### WHAT IS BEING ASKED
Below are records. Count every line containing the word "wenn" and give the number alone.

### PROVIDED INFORMATION
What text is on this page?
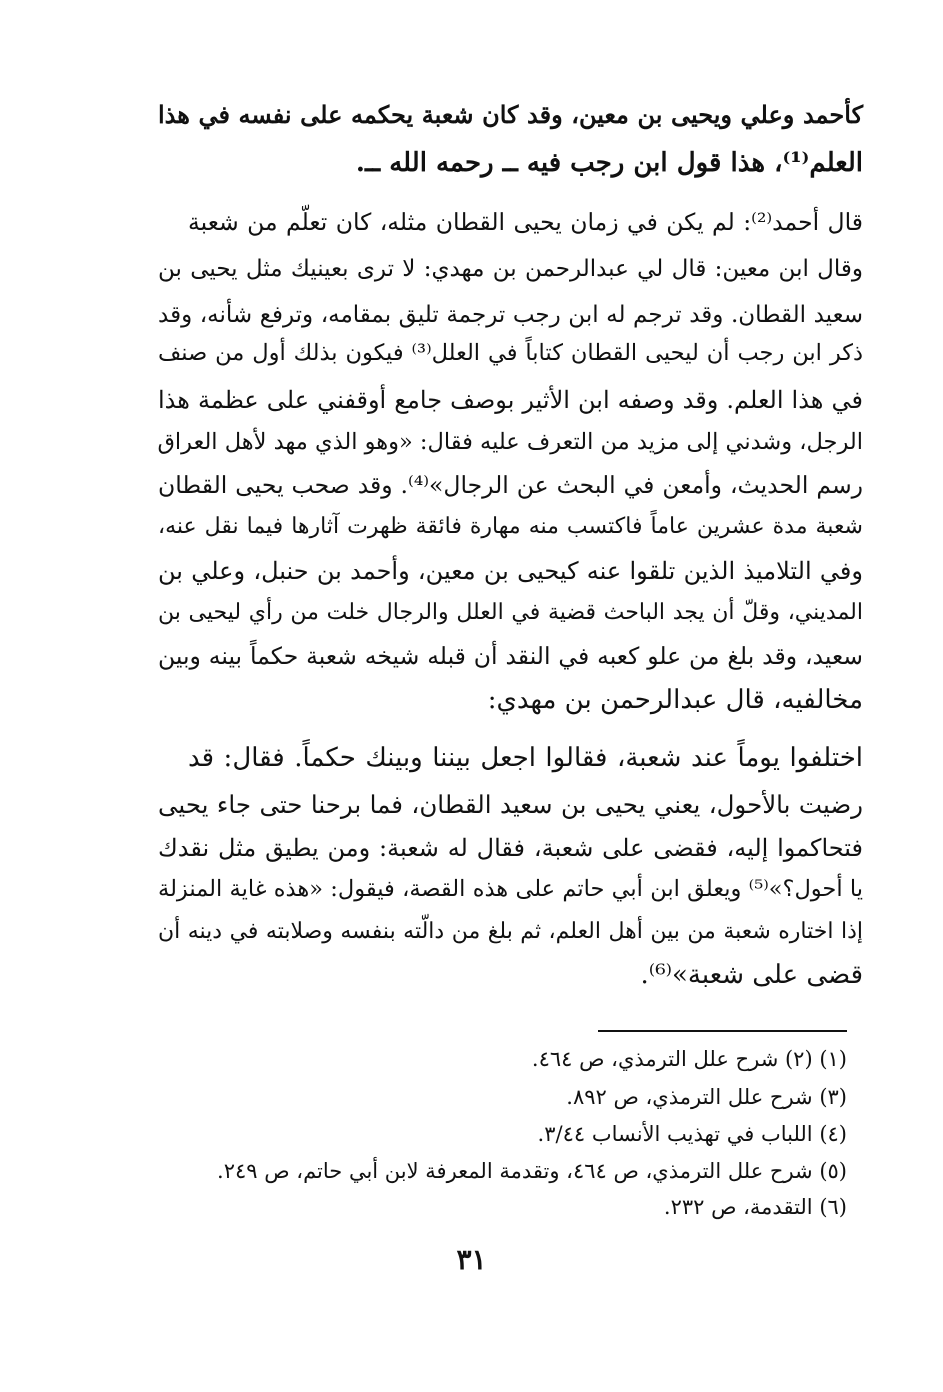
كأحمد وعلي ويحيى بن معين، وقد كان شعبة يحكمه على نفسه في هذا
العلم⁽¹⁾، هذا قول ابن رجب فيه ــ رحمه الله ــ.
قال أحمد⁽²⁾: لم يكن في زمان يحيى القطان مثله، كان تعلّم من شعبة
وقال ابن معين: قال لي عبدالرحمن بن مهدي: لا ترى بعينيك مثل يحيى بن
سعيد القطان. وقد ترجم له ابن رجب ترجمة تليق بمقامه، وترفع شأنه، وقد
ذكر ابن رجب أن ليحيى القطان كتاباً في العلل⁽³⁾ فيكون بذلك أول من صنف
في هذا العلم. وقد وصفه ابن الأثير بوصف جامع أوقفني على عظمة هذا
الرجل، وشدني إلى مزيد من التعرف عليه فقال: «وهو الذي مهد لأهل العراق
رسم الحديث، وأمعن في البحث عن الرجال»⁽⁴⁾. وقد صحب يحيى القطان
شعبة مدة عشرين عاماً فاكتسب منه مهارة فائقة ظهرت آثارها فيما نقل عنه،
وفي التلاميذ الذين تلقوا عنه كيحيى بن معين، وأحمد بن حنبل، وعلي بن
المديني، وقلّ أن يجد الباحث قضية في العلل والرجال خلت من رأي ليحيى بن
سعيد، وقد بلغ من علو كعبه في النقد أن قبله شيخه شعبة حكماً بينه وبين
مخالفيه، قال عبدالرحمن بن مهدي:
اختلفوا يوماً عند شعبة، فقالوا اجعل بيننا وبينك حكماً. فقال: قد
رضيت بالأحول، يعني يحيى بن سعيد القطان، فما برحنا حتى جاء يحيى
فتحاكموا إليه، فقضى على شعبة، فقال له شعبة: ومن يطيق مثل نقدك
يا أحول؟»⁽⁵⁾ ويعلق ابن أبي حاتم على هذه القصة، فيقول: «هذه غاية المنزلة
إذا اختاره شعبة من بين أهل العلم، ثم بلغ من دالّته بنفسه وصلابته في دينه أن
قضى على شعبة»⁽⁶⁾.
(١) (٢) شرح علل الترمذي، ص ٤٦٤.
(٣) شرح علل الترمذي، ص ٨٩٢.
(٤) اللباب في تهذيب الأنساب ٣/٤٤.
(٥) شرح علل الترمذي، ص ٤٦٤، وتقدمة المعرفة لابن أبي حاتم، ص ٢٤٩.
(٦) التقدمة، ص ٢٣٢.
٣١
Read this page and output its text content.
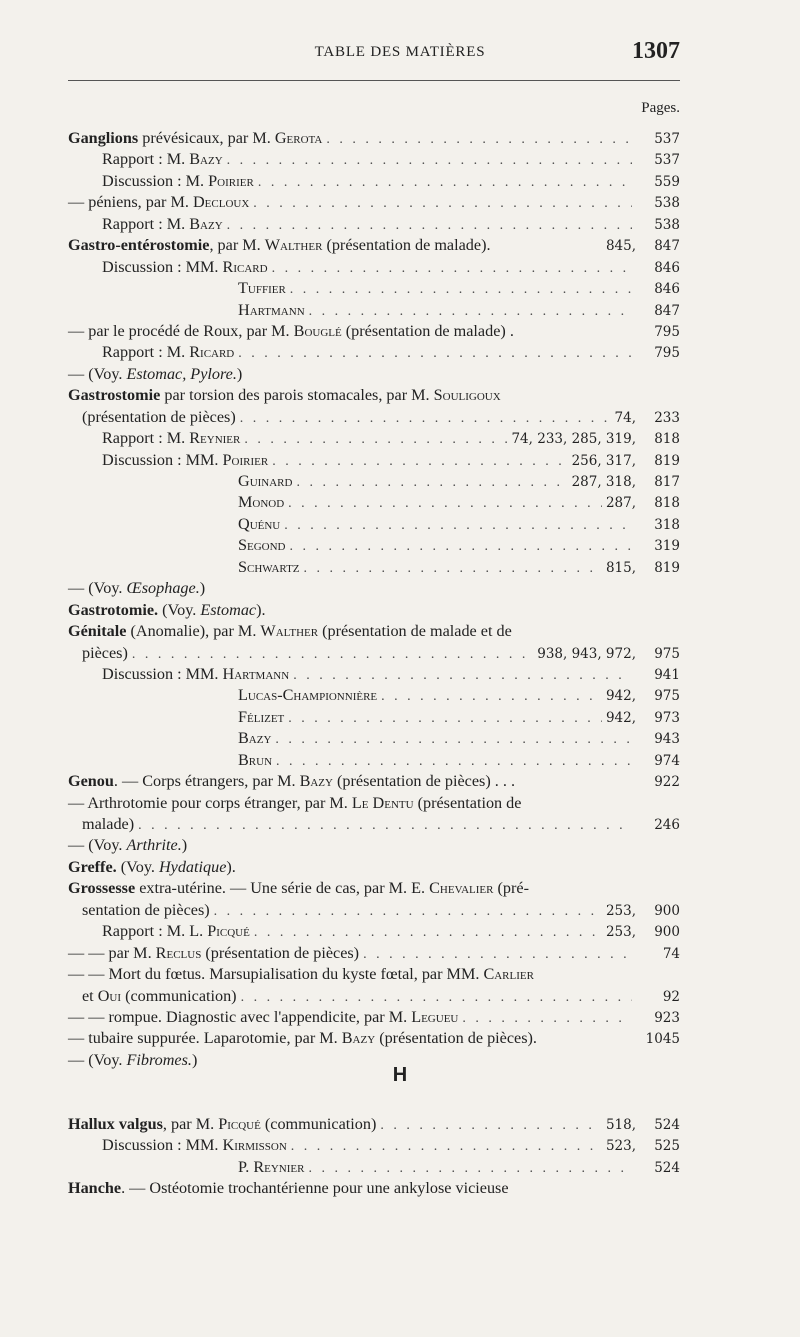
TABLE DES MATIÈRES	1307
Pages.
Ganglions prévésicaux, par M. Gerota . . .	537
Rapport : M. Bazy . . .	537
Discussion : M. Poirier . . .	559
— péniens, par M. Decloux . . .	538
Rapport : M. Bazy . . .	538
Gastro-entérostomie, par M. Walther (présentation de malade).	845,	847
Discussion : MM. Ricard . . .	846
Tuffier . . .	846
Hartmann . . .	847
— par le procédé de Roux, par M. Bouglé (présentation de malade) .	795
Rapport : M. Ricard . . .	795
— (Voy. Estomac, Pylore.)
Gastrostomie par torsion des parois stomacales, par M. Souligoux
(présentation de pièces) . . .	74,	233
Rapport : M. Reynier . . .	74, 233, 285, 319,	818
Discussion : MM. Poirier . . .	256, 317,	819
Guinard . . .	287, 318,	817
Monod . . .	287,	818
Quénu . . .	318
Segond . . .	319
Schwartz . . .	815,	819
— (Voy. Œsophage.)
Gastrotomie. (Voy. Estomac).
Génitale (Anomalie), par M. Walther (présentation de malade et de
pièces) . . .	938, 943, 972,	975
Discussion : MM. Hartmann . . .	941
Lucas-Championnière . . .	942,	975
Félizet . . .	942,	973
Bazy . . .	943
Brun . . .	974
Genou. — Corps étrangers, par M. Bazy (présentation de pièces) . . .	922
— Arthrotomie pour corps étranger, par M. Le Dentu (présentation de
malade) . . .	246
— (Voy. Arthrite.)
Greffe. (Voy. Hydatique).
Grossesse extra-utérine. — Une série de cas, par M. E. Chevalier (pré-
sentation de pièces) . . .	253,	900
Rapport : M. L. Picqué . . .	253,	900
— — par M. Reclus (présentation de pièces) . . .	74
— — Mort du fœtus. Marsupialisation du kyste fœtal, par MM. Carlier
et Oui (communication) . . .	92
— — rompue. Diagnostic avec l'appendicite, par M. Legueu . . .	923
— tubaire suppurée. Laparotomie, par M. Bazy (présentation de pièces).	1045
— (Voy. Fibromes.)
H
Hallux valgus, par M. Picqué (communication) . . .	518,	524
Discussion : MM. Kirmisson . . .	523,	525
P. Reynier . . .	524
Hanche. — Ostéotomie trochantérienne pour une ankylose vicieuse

--

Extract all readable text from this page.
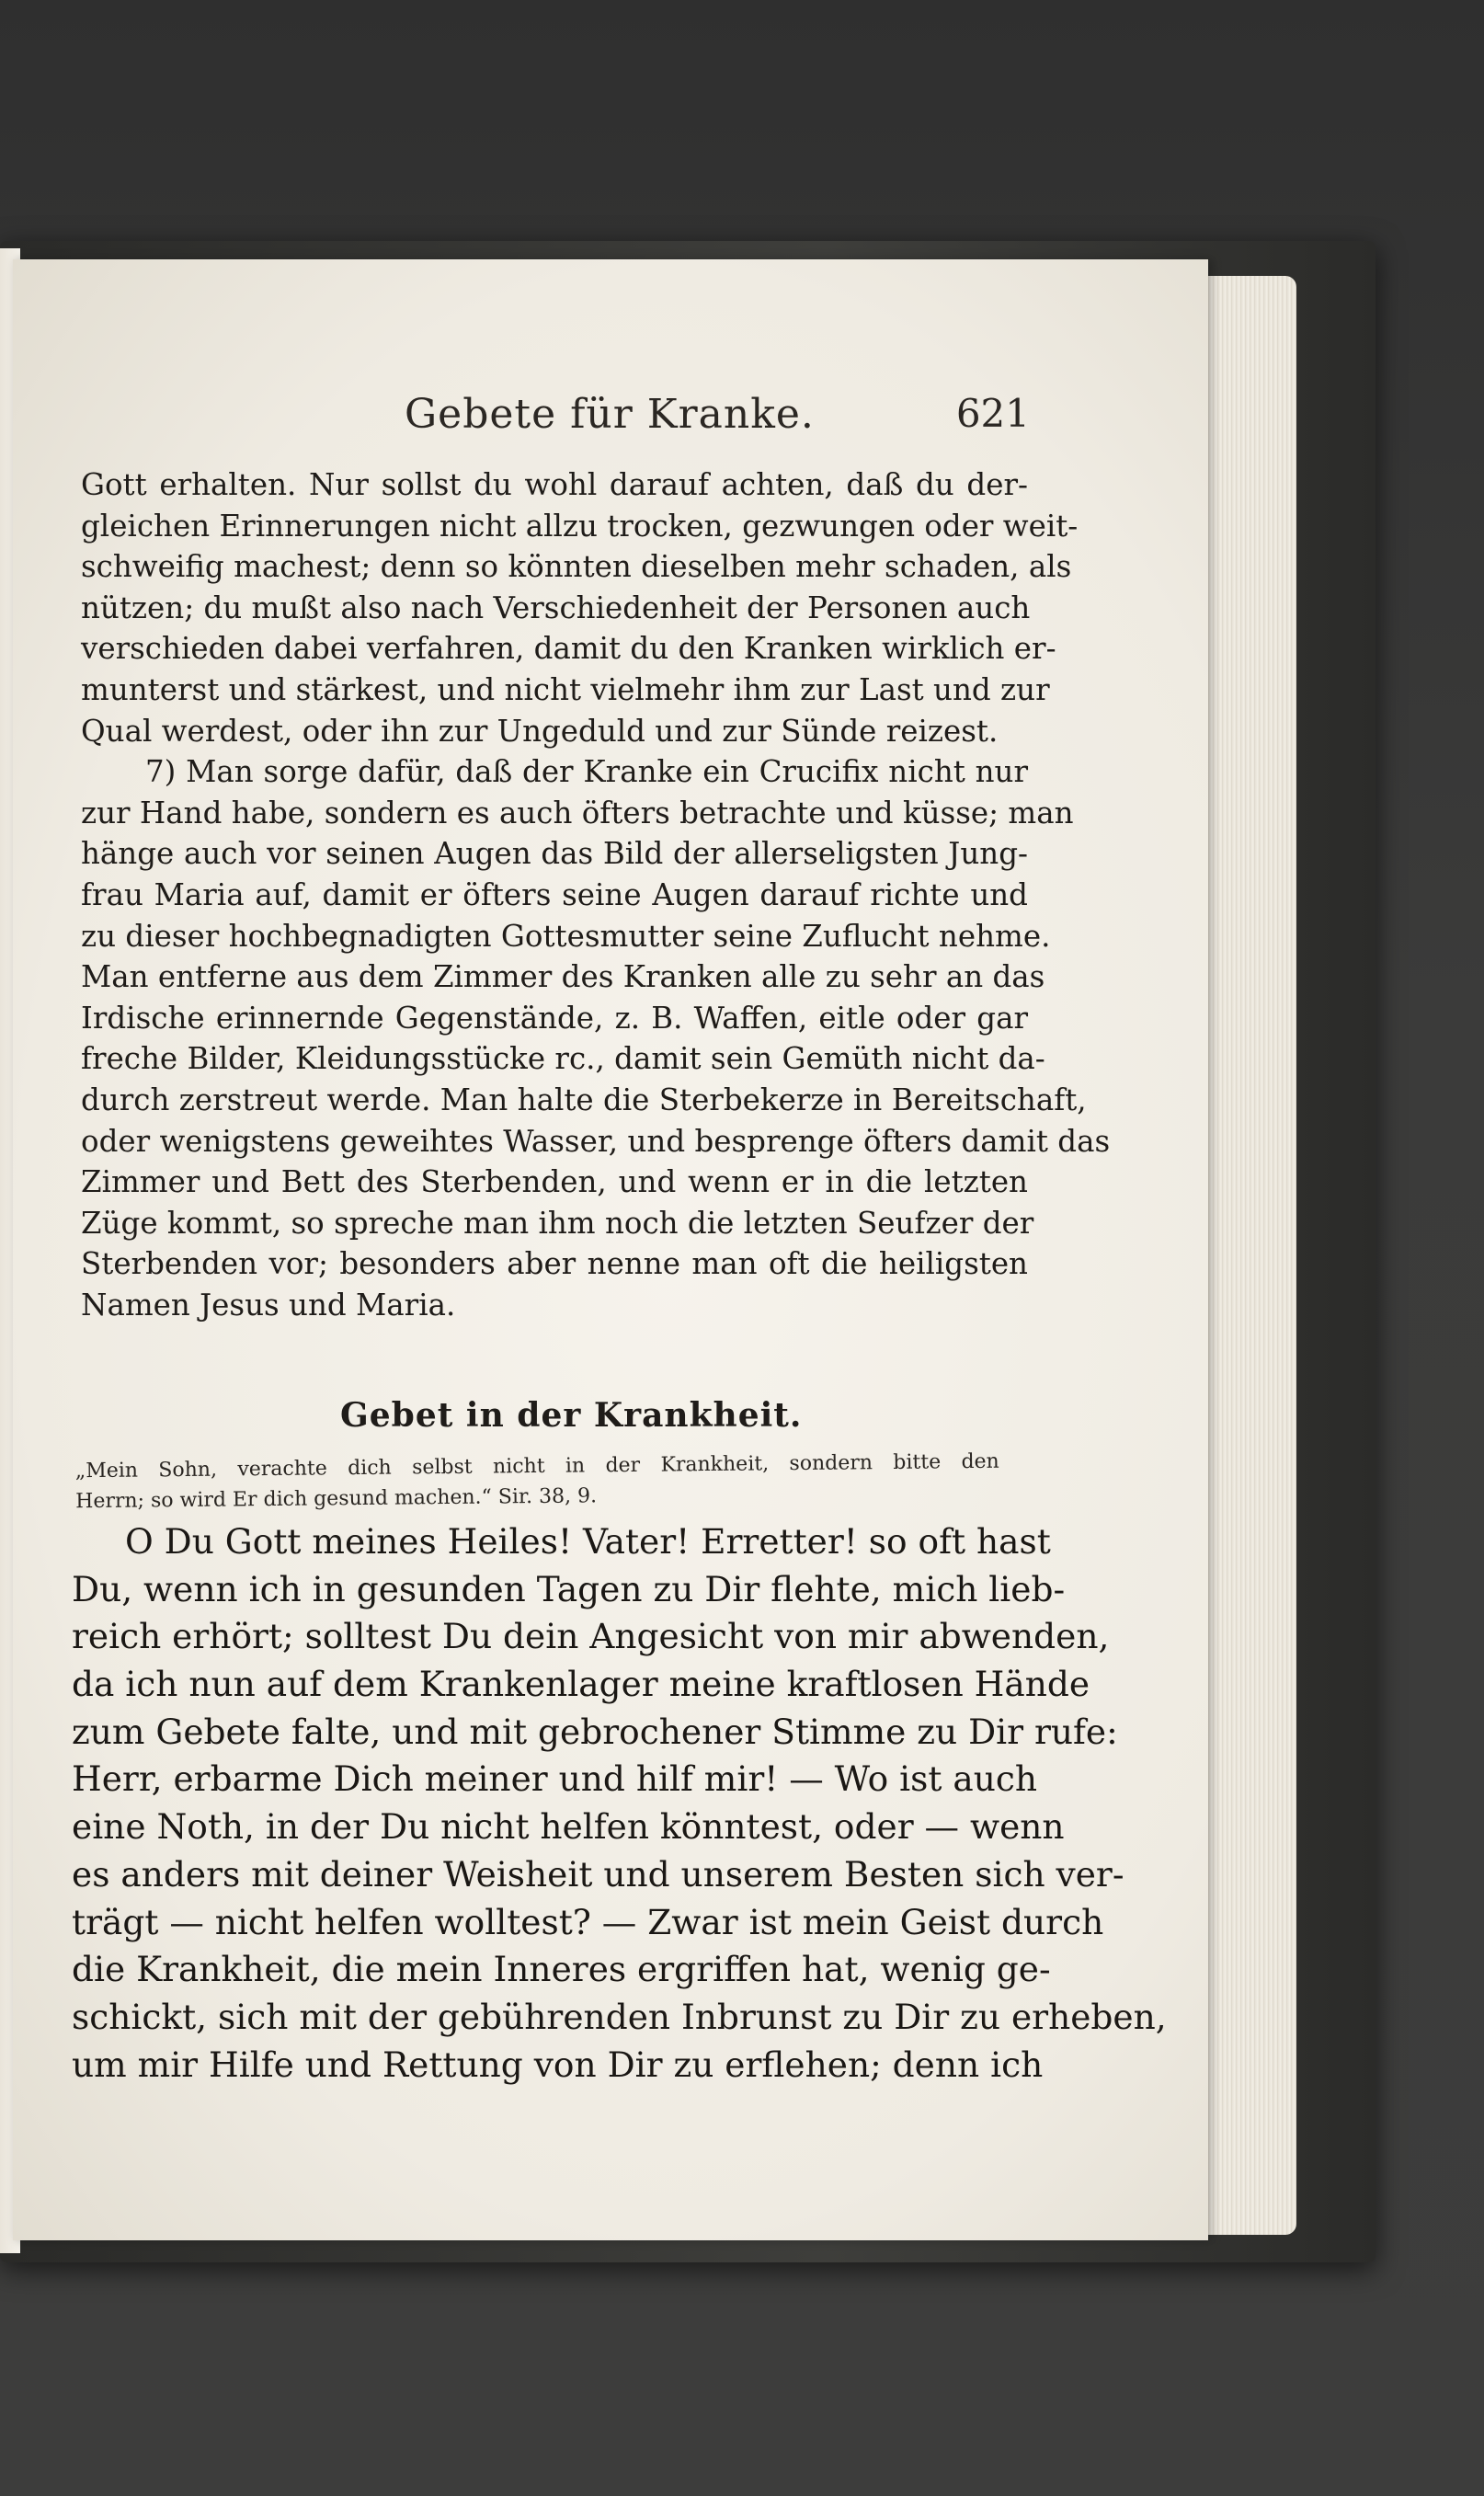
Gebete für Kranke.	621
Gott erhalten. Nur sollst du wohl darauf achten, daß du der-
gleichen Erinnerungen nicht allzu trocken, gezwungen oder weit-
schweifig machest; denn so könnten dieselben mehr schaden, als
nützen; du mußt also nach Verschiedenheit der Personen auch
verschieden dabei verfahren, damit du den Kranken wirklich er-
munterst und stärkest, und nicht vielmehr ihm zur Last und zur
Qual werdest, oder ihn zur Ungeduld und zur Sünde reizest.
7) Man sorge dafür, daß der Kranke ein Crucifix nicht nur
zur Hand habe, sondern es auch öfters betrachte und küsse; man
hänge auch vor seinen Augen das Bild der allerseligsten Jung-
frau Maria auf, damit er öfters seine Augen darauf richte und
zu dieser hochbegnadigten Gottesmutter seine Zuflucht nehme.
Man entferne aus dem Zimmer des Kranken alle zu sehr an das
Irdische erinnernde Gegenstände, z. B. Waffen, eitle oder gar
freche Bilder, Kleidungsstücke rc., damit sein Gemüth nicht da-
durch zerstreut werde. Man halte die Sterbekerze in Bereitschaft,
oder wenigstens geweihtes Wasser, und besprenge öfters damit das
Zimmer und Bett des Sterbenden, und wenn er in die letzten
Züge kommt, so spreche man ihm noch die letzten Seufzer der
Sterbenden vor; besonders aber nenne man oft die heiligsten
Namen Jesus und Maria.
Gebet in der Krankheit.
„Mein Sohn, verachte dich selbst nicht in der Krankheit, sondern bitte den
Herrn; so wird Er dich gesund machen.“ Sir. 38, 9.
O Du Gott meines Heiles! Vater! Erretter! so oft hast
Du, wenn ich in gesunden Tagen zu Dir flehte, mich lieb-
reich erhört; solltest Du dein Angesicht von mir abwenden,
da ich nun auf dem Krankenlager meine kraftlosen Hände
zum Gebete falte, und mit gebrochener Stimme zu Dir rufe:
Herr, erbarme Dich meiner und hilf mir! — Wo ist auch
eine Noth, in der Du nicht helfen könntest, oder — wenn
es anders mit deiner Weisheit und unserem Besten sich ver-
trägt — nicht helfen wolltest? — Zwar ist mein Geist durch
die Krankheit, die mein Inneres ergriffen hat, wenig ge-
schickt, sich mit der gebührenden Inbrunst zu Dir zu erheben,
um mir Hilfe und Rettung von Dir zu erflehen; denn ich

### RESPONSE
3